Items stored from a collection
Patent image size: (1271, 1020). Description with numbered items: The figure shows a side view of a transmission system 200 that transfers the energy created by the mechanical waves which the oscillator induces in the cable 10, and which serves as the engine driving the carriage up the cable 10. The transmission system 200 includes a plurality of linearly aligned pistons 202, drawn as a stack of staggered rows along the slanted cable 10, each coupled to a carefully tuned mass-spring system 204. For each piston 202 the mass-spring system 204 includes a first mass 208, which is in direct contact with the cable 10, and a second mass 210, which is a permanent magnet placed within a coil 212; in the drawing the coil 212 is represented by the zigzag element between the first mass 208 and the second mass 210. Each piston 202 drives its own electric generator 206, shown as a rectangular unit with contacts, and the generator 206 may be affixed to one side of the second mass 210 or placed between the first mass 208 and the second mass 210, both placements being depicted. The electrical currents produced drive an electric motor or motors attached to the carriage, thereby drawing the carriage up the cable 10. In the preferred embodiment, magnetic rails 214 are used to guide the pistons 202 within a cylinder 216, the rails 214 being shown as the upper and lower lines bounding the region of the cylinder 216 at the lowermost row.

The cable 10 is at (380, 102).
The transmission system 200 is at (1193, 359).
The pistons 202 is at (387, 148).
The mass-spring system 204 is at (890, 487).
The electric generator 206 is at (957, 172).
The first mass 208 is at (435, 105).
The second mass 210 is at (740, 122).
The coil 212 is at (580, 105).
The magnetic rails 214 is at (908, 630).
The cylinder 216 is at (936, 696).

### Set exercise
Write out every record above verbatim, reproducing each line without any change.

### Reply to the task
Patent image size: (1271, 1020). Description with numbered items: The figure shows a side view of a transmission system 200 that transfers the energy created by the mechanical waves which the oscillator induces in the cable 10, and which serves as the engine driving the carriage up the cable 10. The transmission system 200 includes a plurality of linearly aligned pistons 202, drawn as a stack of staggered rows along the slanted cable 10, each coupled to a carefully tuned mass-spring system 204. For each piston 202 the mass-spring system 204 includes a first mass 208, which is in direct contact with the cable 10, and a second mass 210, which is a permanent magnet placed within a coil 212; in the drawing the coil 212 is represented by the zigzag element between the first mass 208 and the second mass 210. Each piston 202 drives its own electric generator 206, shown as a rectangular unit with contacts, and the generator 206 may be affixed to one side of the second mass 210 or placed between the first mass 208 and the second mass 210, both placements being depicted. The electrical currents produced drive an electric motor or motors attached to the carriage, thereby drawing the carriage up the cable 10. In the preferred embodiment, magnetic rails 214 are used to guide the pistons 202 within a cylinder 216, the rails 214 being shown as the upper and lower lines bounding the region of the cylinder 216 at the lowermost row.

The cable 10 is at (380, 102).
The transmission system 200 is at (1193, 359).
The pistons 202 is at (387, 148).
The mass-spring system 204 is at (890, 487).
The electric generator 206 is at (957, 172).
The first mass 208 is at (435, 105).
The second mass 210 is at (740, 122).
The coil 212 is at (580, 105).
The magnetic rails 214 is at (908, 630).
The cylinder 216 is at (936, 696).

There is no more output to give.